EXERCISE DESCRIPTION: Render the data from the very beginning down through the line containing "The comparator 630 is at (384, 345)." as a two-column CSV headed input and output, pairing each text with its answer on one row. Put every field in quotation marks and replace any line breaks inside a field with spaces.
-- Begin --
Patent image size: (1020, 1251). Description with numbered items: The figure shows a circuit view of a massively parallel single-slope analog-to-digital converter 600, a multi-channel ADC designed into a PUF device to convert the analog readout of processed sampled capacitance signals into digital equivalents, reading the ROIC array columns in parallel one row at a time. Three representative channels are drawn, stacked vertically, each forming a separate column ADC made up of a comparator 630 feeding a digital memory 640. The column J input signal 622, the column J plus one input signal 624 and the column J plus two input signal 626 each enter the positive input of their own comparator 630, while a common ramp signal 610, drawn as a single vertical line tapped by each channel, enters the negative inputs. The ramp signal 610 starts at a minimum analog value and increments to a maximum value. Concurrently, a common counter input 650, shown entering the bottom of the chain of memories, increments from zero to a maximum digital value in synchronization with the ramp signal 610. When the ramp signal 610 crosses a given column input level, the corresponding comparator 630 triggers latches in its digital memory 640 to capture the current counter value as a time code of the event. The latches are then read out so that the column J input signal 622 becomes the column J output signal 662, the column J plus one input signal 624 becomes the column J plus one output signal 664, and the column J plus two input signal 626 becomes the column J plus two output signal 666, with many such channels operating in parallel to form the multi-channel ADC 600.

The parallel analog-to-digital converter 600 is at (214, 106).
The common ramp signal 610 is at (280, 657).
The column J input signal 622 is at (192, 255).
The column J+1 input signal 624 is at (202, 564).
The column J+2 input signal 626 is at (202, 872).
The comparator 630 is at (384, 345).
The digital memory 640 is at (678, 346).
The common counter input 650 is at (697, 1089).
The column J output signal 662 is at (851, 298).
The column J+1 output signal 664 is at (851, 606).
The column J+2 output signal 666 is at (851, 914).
-- End --
ANSWER BELOW:
input,output
"Patent image size: (1020, 1251). Description with numbered items: The figure shows a circuit view of a massively parallel single-slope analog-to-digital converter 600, a multi-channel ADC designed into a PUF device to convert the analog readout of processed sampled capacitance signals into digital equivalents, reading the ROIC array columns in parallel one row at a time. Three representative channels are drawn, stacked vertically, each forming a separate column ADC made up of a comparator 630 feeding a digital memory 640. The column J input signal 622, the column J plus one input signal 624 and the column J plus two input signal 626 each enter the positive input of their own comparator 630, while a common ramp signal 610, drawn as a single vertical line tapped by each channel, enters the negative inputs. The ramp signal 610 starts at a minimum analog value and increments to a maximum value. Concurrently, a common counter input 650, shown entering the bottom of the chain of memories, increments from zero to a maximum digital value in synchronization with the ramp signal 610. When the ramp signal 610 crosses a given column input level, the corresponding comparator 630 triggers latches in its digital memory 640 to capture the current counter value as a time code of the event. The latches are then read out so that the column J input signal 622 becomes the column J output signal 662, the column J plus one input signal 624 becomes the column J plus one output signal 664, and the column J plus two input signal 626 becomes the column J plus two output signal 666, with many such channels operating in parallel to form the multi-channel ADC 600.","The parallel analog-to-digital converter 600 is at (214, 106). The common ramp signal 610 is at (280, 657). The column J input signal 622 is at (192, 255). The column J+1 input signal 624 is at (202, 564). The column J+2 input signal 626 is at (202, 872). The comparator 630 is at (384, 345)."